- What to produce -
Leave out every picture, then transcribe the rest of the listing exactly.

- Data -

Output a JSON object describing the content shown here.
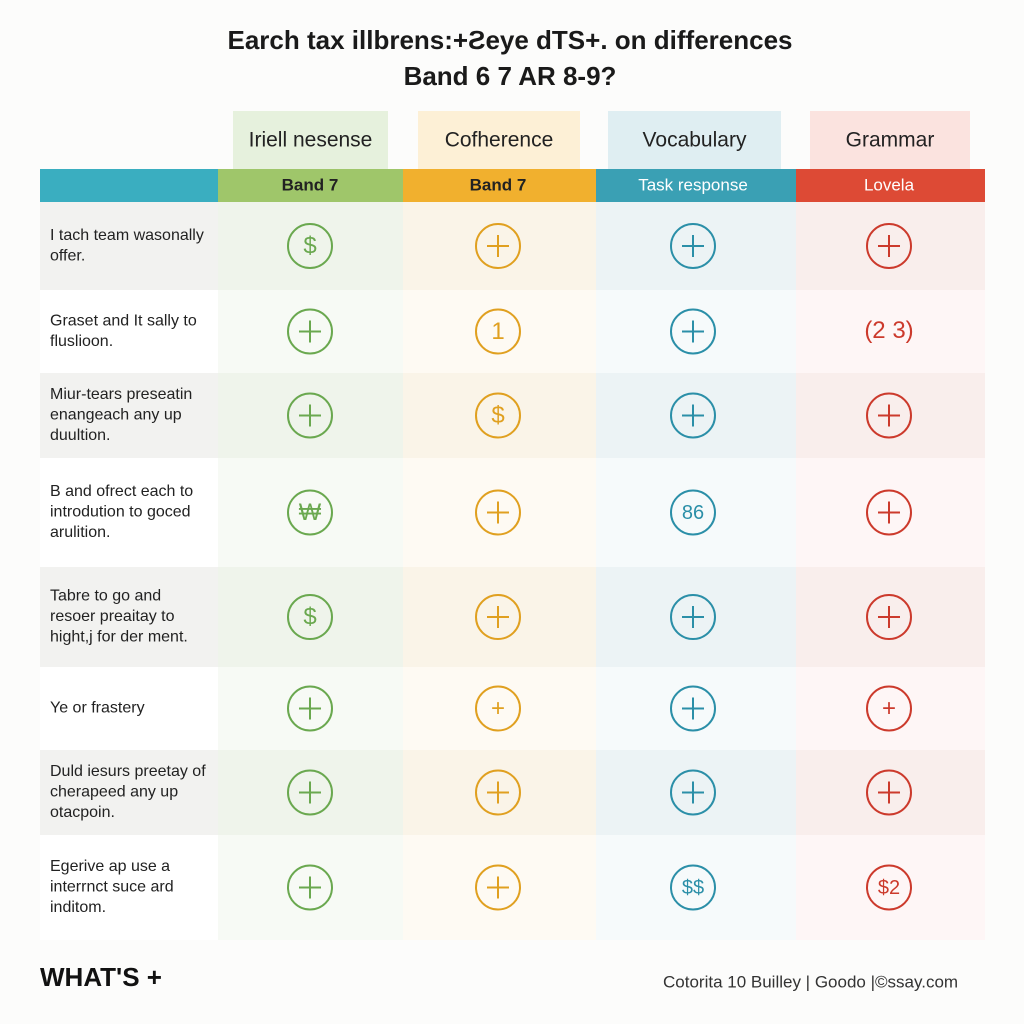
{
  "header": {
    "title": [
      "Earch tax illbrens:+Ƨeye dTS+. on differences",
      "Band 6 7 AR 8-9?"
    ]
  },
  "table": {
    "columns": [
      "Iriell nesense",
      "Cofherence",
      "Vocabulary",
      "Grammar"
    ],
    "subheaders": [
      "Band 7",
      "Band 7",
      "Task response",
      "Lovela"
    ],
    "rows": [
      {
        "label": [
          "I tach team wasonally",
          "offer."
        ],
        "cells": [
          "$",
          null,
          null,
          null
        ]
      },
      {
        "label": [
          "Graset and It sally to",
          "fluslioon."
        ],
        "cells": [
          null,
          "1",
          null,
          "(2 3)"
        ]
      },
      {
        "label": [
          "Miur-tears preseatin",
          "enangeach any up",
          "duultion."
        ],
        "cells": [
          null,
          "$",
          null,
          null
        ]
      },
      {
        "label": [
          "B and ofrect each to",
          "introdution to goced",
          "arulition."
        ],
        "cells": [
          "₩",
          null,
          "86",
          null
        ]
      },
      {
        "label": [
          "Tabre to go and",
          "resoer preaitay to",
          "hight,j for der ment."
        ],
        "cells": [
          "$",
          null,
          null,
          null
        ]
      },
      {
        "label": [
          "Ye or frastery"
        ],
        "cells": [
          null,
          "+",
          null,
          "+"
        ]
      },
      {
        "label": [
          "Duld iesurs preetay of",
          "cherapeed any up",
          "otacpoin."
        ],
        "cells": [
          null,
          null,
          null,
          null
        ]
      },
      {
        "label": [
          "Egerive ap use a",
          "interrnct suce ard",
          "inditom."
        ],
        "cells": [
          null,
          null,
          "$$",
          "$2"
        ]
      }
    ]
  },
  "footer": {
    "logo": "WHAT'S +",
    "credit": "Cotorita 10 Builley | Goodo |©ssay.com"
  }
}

- Finished exercise -
Output a JSON object describing the content shown here.
{
  "header": {
    "title": [
      "Earch tax illbrens:+Ƨeye dTS+. on differences",
      "Band 6 7 AR 8-9?"
    ]
  },
  "table": {
    "columns": [
      "Iriell nesense",
      "Cofherence",
      "Vocabulary",
      "Grammar"
    ],
    "subheaders": [
      "Band 7",
      "Band 7",
      "Task response",
      "Lovela"
    ],
    "rows": [
      {
        "label": [
          "I tach team wasonally",
          "offer."
        ],
        "cells": [
          "$",
          null,
          null,
          null
        ]
      },
      {
        "label": [
          "Graset and It sally to",
          "fluslioon."
        ],
        "cells": [
          null,
          "1",
          null,
          "(2 3)"
        ]
      },
      {
        "label": [
          "Miur-tears preseatin",
          "enangeach any up",
          "duultion."
        ],
        "cells": [
          null,
          "$",
          null,
          null
        ]
      },
      {
        "label": [
          "B and ofrect each to",
          "introdution to goced",
          "arulition."
        ],
        "cells": [
          "₩",
          null,
          "86",
          null
        ]
      },
      {
        "label": [
          "Tabre to go and",
          "resoer preaitay to",
          "hight,j for der ment."
        ],
        "cells": [
          "$",
          null,
          null,
          null
        ]
      },
      {
        "label": [
          "Ye or frastery"
        ],
        "cells": [
          null,
          "+",
          null,
          "+"
        ]
      },
      {
        "label": [
          "Duld iesurs preetay of",
          "cherapeed any up",
          "otacpoin."
        ],
        "cells": [
          null,
          null,
          null,
          null
        ]
      },
      {
        "label": [
          "Egerive ap use a",
          "interrnct suce ard",
          "inditom."
        ],
        "cells": [
          null,
          null,
          "$$",
          "$2"
        ]
      }
    ]
  },
  "footer": {
    "logo": "WHAT'S +",
    "credit": "Cotorita 10 Builley | Goodo |©ssay.com"
  }
}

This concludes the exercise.